--- Start Provided material ---

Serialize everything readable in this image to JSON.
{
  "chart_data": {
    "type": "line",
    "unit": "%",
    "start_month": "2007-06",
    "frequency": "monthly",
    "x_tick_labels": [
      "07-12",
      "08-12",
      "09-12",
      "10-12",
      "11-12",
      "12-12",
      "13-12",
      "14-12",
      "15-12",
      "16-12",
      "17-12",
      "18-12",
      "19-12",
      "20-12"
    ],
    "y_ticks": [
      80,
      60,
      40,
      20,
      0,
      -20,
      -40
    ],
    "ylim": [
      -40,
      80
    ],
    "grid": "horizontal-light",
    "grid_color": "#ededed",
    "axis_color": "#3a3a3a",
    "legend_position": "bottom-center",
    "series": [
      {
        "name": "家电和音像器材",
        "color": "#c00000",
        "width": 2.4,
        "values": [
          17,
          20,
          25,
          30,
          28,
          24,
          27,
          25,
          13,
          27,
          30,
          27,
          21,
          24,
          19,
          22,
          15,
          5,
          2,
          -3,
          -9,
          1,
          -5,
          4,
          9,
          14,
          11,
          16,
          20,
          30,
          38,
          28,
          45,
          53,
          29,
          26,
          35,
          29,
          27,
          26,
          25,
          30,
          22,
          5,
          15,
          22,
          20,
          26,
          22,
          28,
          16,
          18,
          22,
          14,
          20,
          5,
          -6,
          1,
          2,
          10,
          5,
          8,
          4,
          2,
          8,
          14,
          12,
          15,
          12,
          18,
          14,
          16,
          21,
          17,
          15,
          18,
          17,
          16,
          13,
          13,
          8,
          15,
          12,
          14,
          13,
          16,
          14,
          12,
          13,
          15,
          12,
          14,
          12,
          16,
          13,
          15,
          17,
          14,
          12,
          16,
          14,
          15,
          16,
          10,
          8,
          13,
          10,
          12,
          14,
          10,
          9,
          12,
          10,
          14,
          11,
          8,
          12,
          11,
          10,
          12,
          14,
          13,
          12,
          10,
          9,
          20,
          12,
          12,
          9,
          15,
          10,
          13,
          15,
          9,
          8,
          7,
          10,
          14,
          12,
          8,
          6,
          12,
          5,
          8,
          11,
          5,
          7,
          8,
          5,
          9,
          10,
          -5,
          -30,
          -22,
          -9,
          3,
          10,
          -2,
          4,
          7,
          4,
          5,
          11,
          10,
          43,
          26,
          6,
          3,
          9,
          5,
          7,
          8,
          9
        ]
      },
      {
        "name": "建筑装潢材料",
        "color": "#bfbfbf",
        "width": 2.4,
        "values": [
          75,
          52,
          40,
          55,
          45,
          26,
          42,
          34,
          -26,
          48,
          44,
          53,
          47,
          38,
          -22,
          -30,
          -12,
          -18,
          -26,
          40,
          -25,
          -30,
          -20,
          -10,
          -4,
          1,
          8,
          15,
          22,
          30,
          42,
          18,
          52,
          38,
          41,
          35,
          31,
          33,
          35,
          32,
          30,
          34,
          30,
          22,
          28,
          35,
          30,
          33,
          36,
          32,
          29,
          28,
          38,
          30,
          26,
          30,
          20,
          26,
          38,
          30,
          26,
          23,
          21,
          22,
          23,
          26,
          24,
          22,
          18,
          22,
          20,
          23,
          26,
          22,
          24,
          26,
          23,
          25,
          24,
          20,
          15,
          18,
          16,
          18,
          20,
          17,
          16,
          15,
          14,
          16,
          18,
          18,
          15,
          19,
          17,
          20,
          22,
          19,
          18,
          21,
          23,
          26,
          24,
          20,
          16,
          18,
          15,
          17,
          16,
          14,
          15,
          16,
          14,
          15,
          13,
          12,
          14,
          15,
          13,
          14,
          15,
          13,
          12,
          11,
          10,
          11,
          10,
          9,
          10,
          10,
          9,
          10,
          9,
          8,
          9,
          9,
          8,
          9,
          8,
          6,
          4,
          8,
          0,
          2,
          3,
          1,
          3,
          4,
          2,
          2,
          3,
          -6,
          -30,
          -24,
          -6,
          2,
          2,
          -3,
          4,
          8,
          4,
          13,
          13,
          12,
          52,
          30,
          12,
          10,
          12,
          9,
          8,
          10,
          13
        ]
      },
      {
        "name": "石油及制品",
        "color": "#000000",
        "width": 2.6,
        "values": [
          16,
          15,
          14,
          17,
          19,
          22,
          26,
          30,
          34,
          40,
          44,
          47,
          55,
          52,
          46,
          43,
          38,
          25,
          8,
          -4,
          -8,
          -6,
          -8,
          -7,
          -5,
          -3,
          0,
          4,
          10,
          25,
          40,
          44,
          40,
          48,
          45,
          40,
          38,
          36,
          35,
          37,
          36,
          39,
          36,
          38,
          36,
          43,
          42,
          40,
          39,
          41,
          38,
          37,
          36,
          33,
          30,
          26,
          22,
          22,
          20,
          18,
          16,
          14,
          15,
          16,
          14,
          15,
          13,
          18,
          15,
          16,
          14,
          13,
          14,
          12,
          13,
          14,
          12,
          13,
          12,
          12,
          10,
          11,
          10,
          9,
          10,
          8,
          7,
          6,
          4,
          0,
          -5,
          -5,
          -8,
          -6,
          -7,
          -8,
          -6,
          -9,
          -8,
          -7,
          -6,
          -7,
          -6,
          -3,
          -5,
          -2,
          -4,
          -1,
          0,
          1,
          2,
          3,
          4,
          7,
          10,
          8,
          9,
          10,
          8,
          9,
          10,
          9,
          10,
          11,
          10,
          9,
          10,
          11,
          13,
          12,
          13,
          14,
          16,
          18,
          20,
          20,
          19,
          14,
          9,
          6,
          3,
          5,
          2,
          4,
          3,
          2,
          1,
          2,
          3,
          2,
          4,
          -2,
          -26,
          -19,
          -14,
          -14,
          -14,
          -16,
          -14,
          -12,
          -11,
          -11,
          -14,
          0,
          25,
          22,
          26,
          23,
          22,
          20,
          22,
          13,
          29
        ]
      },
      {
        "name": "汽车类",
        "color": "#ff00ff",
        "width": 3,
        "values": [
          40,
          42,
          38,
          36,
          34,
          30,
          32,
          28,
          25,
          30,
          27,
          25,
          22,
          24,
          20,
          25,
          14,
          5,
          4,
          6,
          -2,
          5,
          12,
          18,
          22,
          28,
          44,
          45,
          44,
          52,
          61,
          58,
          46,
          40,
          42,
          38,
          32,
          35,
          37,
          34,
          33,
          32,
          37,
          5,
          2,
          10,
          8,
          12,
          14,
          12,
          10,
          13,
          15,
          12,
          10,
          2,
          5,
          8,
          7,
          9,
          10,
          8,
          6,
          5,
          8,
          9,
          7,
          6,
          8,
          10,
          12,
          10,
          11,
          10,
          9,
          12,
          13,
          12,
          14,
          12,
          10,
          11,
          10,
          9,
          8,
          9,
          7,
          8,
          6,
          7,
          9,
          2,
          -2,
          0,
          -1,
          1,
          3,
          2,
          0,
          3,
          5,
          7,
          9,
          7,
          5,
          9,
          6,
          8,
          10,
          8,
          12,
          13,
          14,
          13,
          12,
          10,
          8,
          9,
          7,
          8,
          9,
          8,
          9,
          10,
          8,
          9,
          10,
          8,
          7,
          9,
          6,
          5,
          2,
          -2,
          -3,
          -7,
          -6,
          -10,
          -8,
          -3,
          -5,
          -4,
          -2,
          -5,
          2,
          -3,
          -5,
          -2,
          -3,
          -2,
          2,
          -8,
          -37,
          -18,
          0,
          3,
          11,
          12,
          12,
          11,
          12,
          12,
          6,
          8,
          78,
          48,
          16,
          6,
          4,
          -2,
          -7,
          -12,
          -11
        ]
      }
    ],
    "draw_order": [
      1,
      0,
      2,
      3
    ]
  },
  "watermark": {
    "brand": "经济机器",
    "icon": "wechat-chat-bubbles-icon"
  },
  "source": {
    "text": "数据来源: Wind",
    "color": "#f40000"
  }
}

--- End Provided material ---

> _Job_
Transcribe the material exactly as it reads.

> _The completed task_
Serialize everything readable in this image to JSON.
{
  "chart_data": {
    "type": "line",
    "unit": "%",
    "start_month": "2007-06",
    "frequency": "monthly",
    "x_tick_labels": [
      "07-12",
      "08-12",
      "09-12",
      "10-12",
      "11-12",
      "12-12",
      "13-12",
      "14-12",
      "15-12",
      "16-12",
      "17-12",
      "18-12",
      "19-12",
      "20-12"
    ],
    "y_ticks": [
      80,
      60,
      40,
      20,
      0,
      -20,
      -40
    ],
    "ylim": [
      -40,
      80
    ],
    "grid": "horizontal-light",
    "grid_color": "#ededed",
    "axis_color": "#3a3a3a",
    "legend_position": "bottom-center",
    "series": [
      {
        "name": "家电和音像器材",
        "color": "#c00000",
        "width": 2.4,
        "values": [
          17,
          20,
          25,
          30,
          28,
          24,
          27,
          25,
          13,
          27,
          30,
          27,
          21,
          24,
          19,
          22,
          15,
          5,
          2,
          -3,
          -9,
          1,
          -5,
          4,
          9,
          14,
          11,
          16,
          20,
          30,
          38,
          28,
          45,
          53,
          29,
          26,
          35,
          29,
          27,
          26,
          25,
          30,
          22,
          5,
          15,
          22,
          20,
          26,
          22,
          28,
          16,
          18,
          22,
          14,
          20,
          5,
          -6,
          1,
          2,
          10,
          5,
          8,
          4,
          2,
          8,
          14,
          12,
          15,
          12,
          18,
          14,
          16,
          21,
          17,
          15,
          18,
          17,
          16,
          13,
          13,
          8,
          15,
          12,
          14,
          13,
          16,
          14,
          12,
          13,
          15,
          12,
          14,
          12,
          16,
          13,
          15,
          17,
          14,
          12,
          16,
          14,
          15,
          16,
          10,
          8,
          13,
          10,
          12,
          14,
          10,
          9,
          12,
          10,
          14,
          11,
          8,
          12,
          11,
          10,
          12,
          14,
          13,
          12,
          10,
          9,
          20,
          12,
          12,
          9,
          15,
          10,
          13,
          15,
          9,
          8,
          7,
          10,
          14,
          12,
          8,
          6,
          12,
          5,
          8,
          11,
          5,
          7,
          8,
          5,
          9,
          10,
          -5,
          -30,
          -22,
          -9,
          3,
          10,
          -2,
          4,
          7,
          4,
          5,
          11,
          10,
          43,
          26,
          6,
          3,
          9,
          5,
          7,
          8,
          9
        ]
      },
      {
        "name": "建筑装潢材料",
        "color": "#bfbfbf",
        "width": 2.4,
        "values": [
          75,
          52,
          40,
          55,
          45,
          26,
          42,
          34,
          -26,
          48,
          44,
          53,
          47,
          38,
          -22,
          -30,
          -12,
          -18,
          -26,
          40,
          -25,
          -30,
          -20,
          -10,
          -4,
          1,
          8,
          15,
          22,
          30,
          42,
          18,
          52,
          38,
          41,
          35,
          31,
          33,
          35,
          32,
          30,
          34,
          30,
          22,
          28,
          35,
          30,
          33,
          36,
          32,
          29,
          28,
          38,
          30,
          26,
          30,
          20,
          26,
          38,
          30,
          26,
          23,
          21,
          22,
          23,
          26,
          24,
          22,
          18,
          22,
          20,
          23,
          26,
          22,
          24,
          26,
          23,
          25,
          24,
          20,
          15,
          18,
          16,
          18,
          20,
          17,
          16,
          15,
          14,
          16,
          18,
          18,
          15,
          19,
          17,
          20,
          22,
          19,
          18,
          21,
          23,
          26,
          24,
          20,
          16,
          18,
          15,
          17,
          16,
          14,
          15,
          16,
          14,
          15,
          13,
          12,
          14,
          15,
          13,
          14,
          15,
          13,
          12,
          11,
          10,
          11,
          10,
          9,
          10,
          10,
          9,
          10,
          9,
          8,
          9,
          9,
          8,
          9,
          8,
          6,
          4,
          8,
          0,
          2,
          3,
          1,
          3,
          4,
          2,
          2,
          3,
          -6,
          -30,
          -24,
          -6,
          2,
          2,
          -3,
          4,
          8,
          4,
          13,
          13,
          12,
          52,
          30,
          12,
          10,
          12,
          9,
          8,
          10,
          13
        ]
      },
      {
        "name": "石油及制品",
        "color": "#000000",
        "width": 2.6,
        "values": [
          16,
          15,
          14,
          17,
          19,
          22,
          26,
          30,
          34,
          40,
          44,
          47,
          55,
          52,
          46,
          43,
          38,
          25,
          8,
          -4,
          -8,
          -6,
          -8,
          -7,
          -5,
          -3,
          0,
          4,
          10,
          25,
          40,
          44,
          40,
          48,
          45,
          40,
          38,
          36,
          35,
          37,
          36,
          39,
          36,
          38,
          36,
          43,
          42,
          40,
          39,
          41,
          38,
          37,
          36,
          33,
          30,
          26,
          22,
          22,
          20,
          18,
          16,
          14,
          15,
          16,
          14,
          15,
          13,
          18,
          15,
          16,
          14,
          13,
          14,
          12,
          13,
          14,
          12,
          13,
          12,
          12,
          10,
          11,
          10,
          9,
          10,
          8,
          7,
          6,
          4,
          0,
          -5,
          -5,
          -8,
          -6,
          -7,
          -8,
          -6,
          -9,
          -8,
          -7,
          -6,
          -7,
          -6,
          -3,
          -5,
          -2,
          -4,
          -1,
          0,
          1,
          2,
          3,
          4,
          7,
          10,
          8,
          9,
          10,
          8,
          9,
          10,
          9,
          10,
          11,
          10,
          9,
          10,
          11,
          13,
          12,
          13,
          14,
          16,
          18,
          20,
          20,
          19,
          14,
          9,
          6,
          3,
          5,
          2,
          4,
          3,
          2,
          1,
          2,
          3,
          2,
          4,
          -2,
          -26,
          -19,
          -14,
          -14,
          -14,
          -16,
          -14,
          -12,
          -11,
          -11,
          -14,
          0,
          25,
          22,
          26,
          23,
          22,
          20,
          22,
          13,
          29
        ]
      },
      {
        "name": "汽车类",
        "color": "#ff00ff",
        "width": 3,
        "values": [
          40,
          42,
          38,
          36,
          34,
          30,
          32,
          28,
          25,
          30,
          27,
          25,
          22,
          24,
          20,
          25,
          14,
          5,
          4,
          6,
          -2,
          5,
          12,
          18,
          22,
          28,
          44,
          45,
          44,
          52,
          61,
          58,
          46,
          40,
          42,
          38,
          32,
          35,
          37,
          34,
          33,
          32,
          37,
          5,
          2,
          10,
          8,
          12,
          14,
          12,
          10,
          13,
          15,
          12,
          10,
          2,
          5,
          8,
          7,
          9,
          10,
          8,
          6,
          5,
          8,
          9,
          7,
          6,
          8,
          10,
          12,
          10,
          11,
          10,
          9,
          12,
          13,
          12,
          14,
          12,
          10,
          11,
          10,
          9,
          8,
          9,
          7,
          8,
          6,
          7,
          9,
          2,
          -2,
          0,
          -1,
          1,
          3,
          2,
          0,
          3,
          5,
          7,
          9,
          7,
          5,
          9,
          6,
          8,
          10,
          8,
          12,
          13,
          14,
          13,
          12,
          10,
          8,
          9,
          7,
          8,
          9,
          8,
          9,
          10,
          8,
          9,
          10,
          8,
          7,
          9,
          6,
          5,
          2,
          -2,
          -3,
          -7,
          -6,
          -10,
          -8,
          -3,
          -5,
          -4,
          -2,
          -5,
          2,
          -3,
          -5,
          -2,
          -3,
          -2,
          2,
          -8,
          -37,
          -18,
          0,
          3,
          11,
          12,
          12,
          11,
          12,
          12,
          6,
          8,
          78,
          48,
          16,
          6,
          4,
          -2,
          -7,
          -12,
          -11
        ]
      }
    ],
    "draw_order": [
      1,
      0,
      2,
      3
    ]
  },
  "watermark": {
    "brand": "经济机器",
    "icon": "wechat-chat-bubbles-icon"
  },
  "source": {
    "text": "数据来源: Wind",
    "color": "#f40000"
  }
}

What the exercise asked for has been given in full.